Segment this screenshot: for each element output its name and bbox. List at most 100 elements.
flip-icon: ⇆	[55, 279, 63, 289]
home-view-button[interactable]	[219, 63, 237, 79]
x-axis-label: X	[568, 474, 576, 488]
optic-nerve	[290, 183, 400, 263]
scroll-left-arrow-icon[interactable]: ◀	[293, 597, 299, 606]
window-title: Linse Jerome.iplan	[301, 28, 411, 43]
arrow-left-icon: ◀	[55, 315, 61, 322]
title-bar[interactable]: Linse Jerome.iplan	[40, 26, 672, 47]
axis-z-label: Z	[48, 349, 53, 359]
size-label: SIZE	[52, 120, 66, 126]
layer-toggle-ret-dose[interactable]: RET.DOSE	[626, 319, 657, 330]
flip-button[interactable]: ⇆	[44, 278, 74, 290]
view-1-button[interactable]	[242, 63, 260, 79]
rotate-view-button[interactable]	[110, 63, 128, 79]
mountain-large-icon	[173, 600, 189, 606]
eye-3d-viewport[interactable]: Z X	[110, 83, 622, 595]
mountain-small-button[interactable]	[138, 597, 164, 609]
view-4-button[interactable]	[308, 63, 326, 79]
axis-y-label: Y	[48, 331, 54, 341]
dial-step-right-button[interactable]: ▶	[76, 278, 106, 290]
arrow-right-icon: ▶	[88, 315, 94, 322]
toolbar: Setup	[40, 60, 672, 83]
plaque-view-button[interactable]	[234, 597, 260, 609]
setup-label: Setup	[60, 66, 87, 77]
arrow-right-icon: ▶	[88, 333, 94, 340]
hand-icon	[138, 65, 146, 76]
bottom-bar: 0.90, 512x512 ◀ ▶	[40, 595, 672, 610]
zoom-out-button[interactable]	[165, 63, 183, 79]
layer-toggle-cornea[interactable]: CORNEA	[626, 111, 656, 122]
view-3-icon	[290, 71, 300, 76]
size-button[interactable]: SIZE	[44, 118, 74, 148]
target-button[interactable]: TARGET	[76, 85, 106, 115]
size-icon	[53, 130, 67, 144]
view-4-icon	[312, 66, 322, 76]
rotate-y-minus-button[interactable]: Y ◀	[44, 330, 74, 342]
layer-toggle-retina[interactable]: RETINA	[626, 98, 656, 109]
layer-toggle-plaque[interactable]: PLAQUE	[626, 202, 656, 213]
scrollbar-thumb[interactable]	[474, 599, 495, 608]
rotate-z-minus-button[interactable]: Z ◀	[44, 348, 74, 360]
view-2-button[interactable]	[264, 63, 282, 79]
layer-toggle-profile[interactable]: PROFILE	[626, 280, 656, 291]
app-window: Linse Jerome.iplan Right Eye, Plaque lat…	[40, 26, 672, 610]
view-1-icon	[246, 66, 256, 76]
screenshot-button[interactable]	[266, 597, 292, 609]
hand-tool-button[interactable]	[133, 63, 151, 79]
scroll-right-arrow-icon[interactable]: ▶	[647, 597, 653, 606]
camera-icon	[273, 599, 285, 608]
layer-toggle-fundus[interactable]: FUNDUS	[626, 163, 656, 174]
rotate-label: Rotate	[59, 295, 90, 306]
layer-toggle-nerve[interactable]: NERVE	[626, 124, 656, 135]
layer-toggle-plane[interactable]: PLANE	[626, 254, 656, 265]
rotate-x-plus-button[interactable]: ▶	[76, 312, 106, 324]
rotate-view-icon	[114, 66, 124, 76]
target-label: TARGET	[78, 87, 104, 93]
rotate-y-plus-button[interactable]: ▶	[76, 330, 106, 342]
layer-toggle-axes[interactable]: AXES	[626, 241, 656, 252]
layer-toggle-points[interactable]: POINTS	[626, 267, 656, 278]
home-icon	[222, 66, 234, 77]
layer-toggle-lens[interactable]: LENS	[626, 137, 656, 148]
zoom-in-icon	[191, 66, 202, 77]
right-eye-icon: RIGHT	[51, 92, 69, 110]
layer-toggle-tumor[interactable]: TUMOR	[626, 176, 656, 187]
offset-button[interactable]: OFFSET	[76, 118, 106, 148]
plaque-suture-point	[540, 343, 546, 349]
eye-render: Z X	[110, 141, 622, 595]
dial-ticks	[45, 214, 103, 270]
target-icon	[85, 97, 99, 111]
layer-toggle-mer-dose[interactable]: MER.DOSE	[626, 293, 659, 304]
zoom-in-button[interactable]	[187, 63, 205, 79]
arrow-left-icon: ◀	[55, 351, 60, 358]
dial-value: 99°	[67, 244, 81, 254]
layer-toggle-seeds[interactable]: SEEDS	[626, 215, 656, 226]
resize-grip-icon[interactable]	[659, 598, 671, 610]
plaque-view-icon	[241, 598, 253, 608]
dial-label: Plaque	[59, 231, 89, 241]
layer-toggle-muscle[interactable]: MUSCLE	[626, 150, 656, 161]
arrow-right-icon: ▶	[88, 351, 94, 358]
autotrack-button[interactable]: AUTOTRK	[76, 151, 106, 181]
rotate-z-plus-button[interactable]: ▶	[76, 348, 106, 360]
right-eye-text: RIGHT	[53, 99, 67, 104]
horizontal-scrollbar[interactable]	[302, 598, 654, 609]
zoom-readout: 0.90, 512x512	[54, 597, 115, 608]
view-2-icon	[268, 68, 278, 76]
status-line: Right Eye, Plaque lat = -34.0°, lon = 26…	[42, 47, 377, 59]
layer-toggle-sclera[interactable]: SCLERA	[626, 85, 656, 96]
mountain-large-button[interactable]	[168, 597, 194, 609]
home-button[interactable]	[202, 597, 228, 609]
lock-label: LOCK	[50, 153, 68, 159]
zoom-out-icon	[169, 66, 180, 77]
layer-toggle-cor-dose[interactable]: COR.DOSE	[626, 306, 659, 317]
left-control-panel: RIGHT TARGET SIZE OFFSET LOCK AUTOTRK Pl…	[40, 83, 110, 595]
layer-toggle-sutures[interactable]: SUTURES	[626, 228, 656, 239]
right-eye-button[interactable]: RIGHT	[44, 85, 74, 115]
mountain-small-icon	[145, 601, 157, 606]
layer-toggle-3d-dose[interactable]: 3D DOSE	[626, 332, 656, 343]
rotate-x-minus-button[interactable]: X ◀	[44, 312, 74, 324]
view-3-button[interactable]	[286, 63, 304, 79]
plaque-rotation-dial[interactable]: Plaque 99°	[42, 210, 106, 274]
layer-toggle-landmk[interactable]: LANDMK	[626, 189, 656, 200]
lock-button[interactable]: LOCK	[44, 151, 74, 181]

WORK ORDER - Each record above needs to be reproduced exactly as written.

SOLUTION FOR THIS EXERCISE -
Segment this screenshot: for each element output its name and bbox. List at most 100 elements.
flip-icon: ⇆	[55, 279, 63, 289]
home-view-button[interactable]	[219, 63, 237, 79]
x-axis-label: X	[568, 474, 576, 488]
optic-nerve	[290, 183, 400, 263]
scroll-left-arrow-icon[interactable]: ◀	[293, 597, 299, 606]
window-title: Linse Jerome.iplan	[301, 28, 411, 43]
arrow-left-icon: ◀	[55, 315, 61, 322]
title-bar[interactable]: Linse Jerome.iplan	[40, 26, 672, 47]
axis-z-label: Z	[48, 349, 53, 359]
size-label: SIZE	[52, 120, 66, 126]
layer-toggle-ret-dose[interactable]: RET.DOSE	[626, 319, 657, 330]
flip-button[interactable]: ⇆	[44, 278, 74, 290]
view-1-button[interactable]	[242, 63, 260, 79]
rotate-view-button[interactable]	[110, 63, 128, 79]
mountain-large-icon	[173, 600, 189, 606]
eye-3d-viewport[interactable]: Z X	[110, 83, 622, 595]
mountain-small-button[interactable]	[138, 597, 164, 609]
view-4-button[interactable]	[308, 63, 326, 79]
axis-y-label: Y	[48, 331, 54, 341]
dial-step-right-button[interactable]: ▶	[76, 278, 106, 290]
arrow-right-icon: ▶	[88, 315, 94, 322]
toolbar: Setup	[40, 60, 672, 83]
plaque-view-button[interactable]	[234, 597, 260, 609]
setup-label: Setup	[60, 66, 87, 77]
arrow-right-icon: ▶	[88, 333, 94, 340]
hand-icon	[138, 65, 146, 76]
bottom-bar: 0.90, 512x512 ◀ ▶	[40, 595, 672, 610]
zoom-out-button[interactable]	[165, 63, 183, 79]
layer-toggle-cornea[interactable]: CORNEA	[626, 111, 656, 122]
view-3-icon	[290, 71, 300, 76]
size-button[interactable]: SIZE	[44, 118, 74, 148]
target-button[interactable]: TARGET	[76, 85, 106, 115]
size-icon	[53, 130, 67, 144]
view-4-icon	[312, 66, 322, 76]
rotate-y-minus-button[interactable]: Y ◀	[44, 330, 74, 342]
layer-toggle-retina[interactable]: RETINA	[626, 98, 656, 109]
layer-toggle-plaque[interactable]: PLAQUE	[626, 202, 656, 213]
scrollbar-thumb[interactable]	[474, 599, 495, 608]
rotate-z-minus-button[interactable]: Z ◀	[44, 348, 74, 360]
view-2-button[interactable]	[264, 63, 282, 79]
layer-toggle-profile[interactable]: PROFILE	[626, 280, 656, 291]
app-window: Linse Jerome.iplan Right Eye, Plaque lat…	[40, 26, 672, 610]
view-1-icon	[246, 66, 256, 76]
screenshot-button[interactable]	[266, 597, 292, 609]
hand-tool-button[interactable]	[133, 63, 151, 79]
scroll-right-arrow-icon[interactable]: ▶	[647, 597, 653, 606]
camera-icon	[273, 599, 285, 608]
layer-toggle-fundus[interactable]: FUNDUS	[626, 163, 656, 174]
rotate-label: Rotate	[59, 295, 90, 306]
layer-toggle-nerve[interactable]: NERVE	[626, 124, 656, 135]
layer-toggle-plane[interactable]: PLANE	[626, 254, 656, 265]
rotate-x-plus-button[interactable]: ▶	[76, 312, 106, 324]
rotate-view-icon	[114, 66, 124, 76]
target-label: TARGET	[78, 87, 104, 93]
rotate-y-plus-button[interactable]: ▶	[76, 330, 106, 342]
layer-toggle-axes[interactable]: AXES	[626, 241, 656, 252]
layer-toggle-points[interactable]: POINTS	[626, 267, 656, 278]
home-icon	[222, 66, 234, 77]
layer-toggle-lens[interactable]: LENS	[626, 137, 656, 148]
zoom-in-icon	[191, 66, 202, 77]
right-eye-icon: RIGHT	[51, 92, 69, 110]
layer-toggle-tumor[interactable]: TUMOR	[626, 176, 656, 187]
offset-button[interactable]: OFFSET	[76, 118, 106, 148]
plaque-suture-point	[540, 343, 546, 349]
eye-render: Z X	[110, 141, 622, 595]
dial-ticks	[45, 214, 103, 270]
target-icon	[85, 97, 99, 111]
layer-toggle-mer-dose[interactable]: MER.DOSE	[626, 293, 659, 304]
zoom-in-button[interactable]	[187, 63, 205, 79]
arrow-left-icon: ◀	[55, 351, 60, 358]
dial-value: 99°	[67, 244, 81, 254]
layer-toggle-seeds[interactable]: SEEDS	[626, 215, 656, 226]
resize-grip-icon[interactable]	[659, 598, 671, 610]
plaque-view-icon	[241, 598, 253, 608]
dial-label: Plaque	[59, 231, 89, 241]
layer-toggle-muscle[interactable]: MUSCLE	[626, 150, 656, 161]
arrow-right-icon: ▶	[88, 351, 94, 358]
autotrack-button[interactable]: AUTOTRK	[76, 151, 106, 181]
rotate-z-plus-button[interactable]: ▶	[76, 348, 106, 360]
right-eye-text: RIGHT	[53, 99, 67, 104]
horizontal-scrollbar[interactable]	[302, 598, 654, 609]
zoom-readout: 0.90, 512x512	[54, 597, 115, 608]
view-2-icon	[268, 68, 278, 76]
status-line: Right Eye, Plaque lat = -34.0°, lon = 26…	[42, 47, 377, 59]
layer-toggle-sclera[interactable]: SCLERA	[626, 85, 656, 96]
mountain-large-button[interactable]	[168, 597, 194, 609]
home-button[interactable]	[202, 597, 228, 609]
lock-label: LOCK	[50, 153, 68, 159]
zoom-out-icon	[169, 66, 180, 77]
layer-toggle-cor-dose[interactable]: COR.DOSE	[626, 306, 659, 317]
left-control-panel: RIGHT TARGET SIZE OFFSET LOCK AUTOTRK Pl…	[40, 83, 110, 595]
layer-toggle-sutures[interactable]: SUTURES	[626, 228, 656, 239]
right-eye-button[interactable]: RIGHT	[44, 85, 74, 115]
mountain-small-icon	[145, 601, 157, 606]
layer-toggle-3d-dose[interactable]: 3D DOSE	[626, 332, 656, 343]
rotate-x-minus-button[interactable]: X ◀	[44, 312, 74, 324]
view-3-button[interactable]	[286, 63, 304, 79]
plaque-rotation-dial[interactable]: Plaque 99°	[42, 210, 106, 274]
layer-toggle-landmk[interactable]: LANDMK	[626, 189, 656, 200]
lock-button[interactable]: LOCK	[44, 151, 74, 181]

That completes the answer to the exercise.